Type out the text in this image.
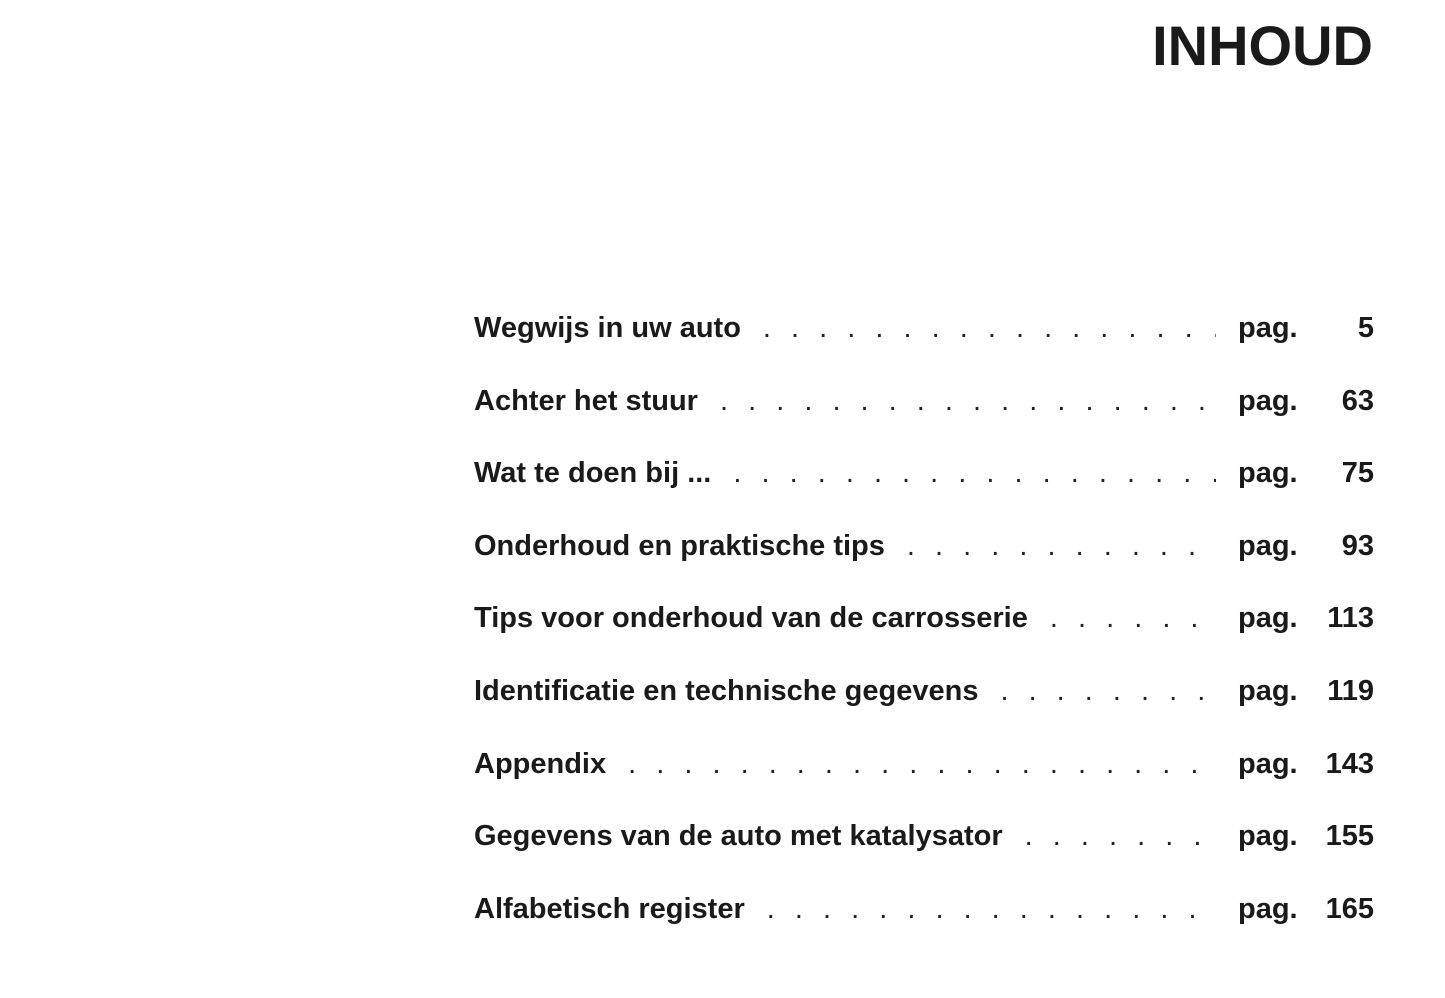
INHOUD
Wegwijs in uw auto . . .	pag.	5
Achter het stuur . . .	pag.	63
Wat te doen bij ... . . .	pag.	75
Onderhoud en praktische tips . . .	pag.	93
Tips voor onderhoud van de carrosserie . . .	pag.	113
Identificatie en technische gegevens . . .	pag.	119
Appendix . . .	pag. 143
Gegevens van de auto met katalysator . . .	pag. 155
Alfabetisch register . . .	pag. 165
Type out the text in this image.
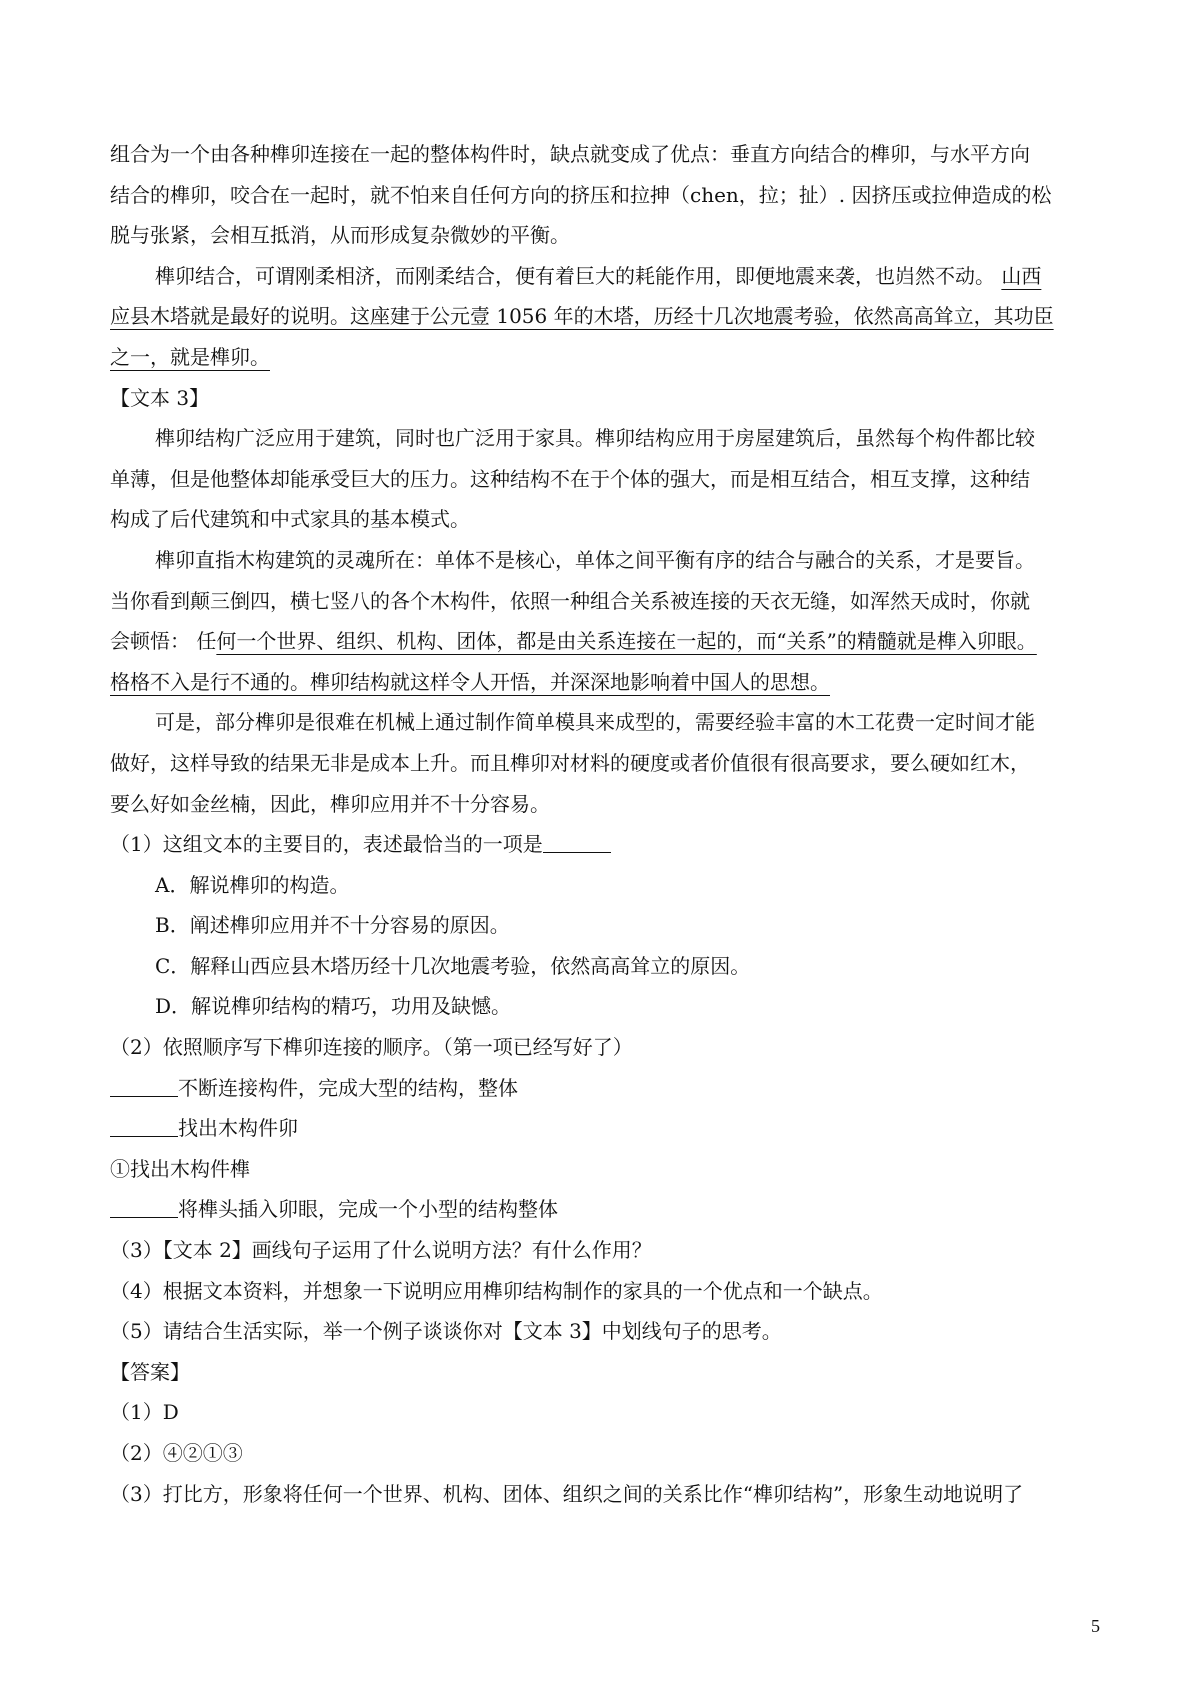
组合为一个由各种榫卯连接在一起的整体构件时，缺点就变成了优点：垂直方向结合的榫卯，与水平方向
结合的榫卯，咬合在一起时，就不怕来自任何方向的挤压和拉抻（chen，拉；扯）. 因挤压或拉伸造成的松
脱与张紧，会相互抵消，从而形成复杂微妙的平衡。
榫卯结合，可谓刚柔相济，而刚柔结合，便有着巨大的耗能作用，即便地震来袭，也岿然不动。 山西
应县木塔就是最好的说明。这座建于公元壹 1056 年的木塔，历经十几次地震考验，依然高高耸立，其功臣
之一，就是榫卯。
【文本 3】
榫卯结构广泛应用于建筑，同时也广泛用于家具。榫卯结构应用于房屋建筑后，虽然每个构件都比较
单薄，但是他整体却能承受巨大的压力。这种结构不在于个体的强大，而是相互结合，相互支撑，这种结
构成了后代建筑和中式家具的基本模式。
榫卯直指木构建筑的灵魂所在：单体不是核心，单体之间平衡有序的结合与融合的关系，才是要旨。
当你看到颠三倒四，横七竖八的各个木构件，依照一种组合关系被连接的天衣无缝，如浑然天成时，你就
会顿悟： 任何一个世界、组织、机构、团体，都是由关系连接在一起的，而“关系”的精髓就是榫入卯眼。
格格不入是行不通的。榫卯结构就这样令人开悟，并深深地影响着中国人的思想。
可是，部分榫卯是很难在机械上通过制作简单模具来成型的，需要经验丰富的木工花费一定时间才能
做好，这样导致的结果无非是成本上升。而且榫卯对材料的硬度或者价值很有很高要求，要么硬如红木，
要么好如金丝楠，因此，榫卯应用并不十分容易。
（1）这组文本的主要目的，表述最恰当的一项是
A．解说榫卯的构造。
B．阐述榫卯应用并不十分容易的原因。
C．解释山西应县木塔历经十几次地震考验，依然高高耸立的原因。
D．解说榫卯结构的精巧，功用及缺憾。
（2）依照顺序写下榫卯连接的顺序。（第一项已经写好了）
不断连接构件，完成大型的结构，整体
找出木构件卯
①找出木构件榫
将榫头插入卯眼，完成一个小型的结构整体
（3）【文本 2】画线句子运用了什么说明方法？有什么作用？
（4）根据文本资料，并想象一下说明应用榫卯结构制作的家具的一个优点和一个缺点。
（5）请结合生活实际，举一个例子谈谈你对【文本 3】中划线句子的思考。
【答案】
（1）D
（2）④②①③
（3）打比方，形象将任何一个世界、机构、团体、组织之间的关系比作“榫卯结构”，形象生动地说明了
5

* * * *

**What is asked:** Pictures in the records must not appear in the copy; transcribe everything else precisely.

**Full output:**
Type out the text in this image.
INHOUD
Wegwijs in uw auto . . .	pag.	5
Achter het stuur . . .	pag.	63
Wat te doen bij ... . . .	pag.	75
Onderhoud en praktische tips . . .	pag.	93
Tips voor onderhoud van de carrosserie . . .	pag.	113
Identificatie en technische gegevens . . .	pag.	119
Appendix . . .	pag. 143
Gegevens van de auto met katalysator . . .	pag. 155
Alfabetisch register . . .	pag. 165
Type out the text in this image.
组合为一个由各种榫卯连接在一起的整体构件时，缺点就变成了优点：垂直方向结合的榫卯，与水平方向
结合的榫卯，咬合在一起时，就不怕来自任何方向的挤压和拉抻（chen，拉；扯）. 因挤压或拉伸造成的松
脱与张紧，会相互抵消，从而形成复杂微妙的平衡。
榫卯结合，可谓刚柔相济，而刚柔结合，便有着巨大的耗能作用，即便地震来袭，也岿然不动。 山西
应县木塔就是最好的说明。这座建于公元壹 1056 年的木塔，历经十几次地震考验，依然高高耸立，其功臣
之一，就是榫卯。
【文本 3】
榫卯结构广泛应用于建筑，同时也广泛用于家具。榫卯结构应用于房屋建筑后，虽然每个构件都比较
单薄，但是他整体却能承受巨大的压力。这种结构不在于个体的强大，而是相互结合，相互支撑，这种结
构成了后代建筑和中式家具的基本模式。
榫卯直指木构建筑的灵魂所在：单体不是核心，单体之间平衡有序的结合与融合的关系，才是要旨。
当你看到颠三倒四，横七竖八的各个木构件，依照一种组合关系被连接的天衣无缝，如浑然天成时，你就
会顿悟： 任何一个世界、组织、机构、团体，都是由关系连接在一起的，而“关系”的精髓就是榫入卯眼。
格格不入是行不通的。榫卯结构就这样令人开悟，并深深地影响着中国人的思想。
可是，部分榫卯是很难在机械上通过制作简单模具来成型的，需要经验丰富的木工花费一定时间才能
做好，这样导致的结果无非是成本上升。而且榫卯对材料的硬度或者价值很有很高要求，要么硬如红木，
要么好如金丝楠，因此，榫卯应用并不十分容易。
（1）这组文本的主要目的，表述最恰当的一项是
A．解说榫卯的构造。
B．阐述榫卯应用并不十分容易的原因。
C．解释山西应县木塔历经十几次地震考验，依然高高耸立的原因。
D．解说榫卯结构的精巧，功用及缺憾。
（2）依照顺序写下榫卯连接的顺序。（第一项已经写好了）
不断连接构件，完成大型的结构，整体
找出木构件卯
①找出木构件榫
将榫头插入卯眼，完成一个小型的结构整体
（3）【文本 2】画线句子运用了什么说明方法？有什么作用？
（4）根据文本资料，并想象一下说明应用榫卯结构制作的家具的一个优点和一个缺点。
（5）请结合生活实际，举一个例子谈谈你对【文本 3】中划线句子的思考。
【答案】
（1）D
（2）④②①③
（3）打比方，形象将任何一个世界、机构、团体、组织之间的关系比作“榫卯结构”，形象生动地说明了
5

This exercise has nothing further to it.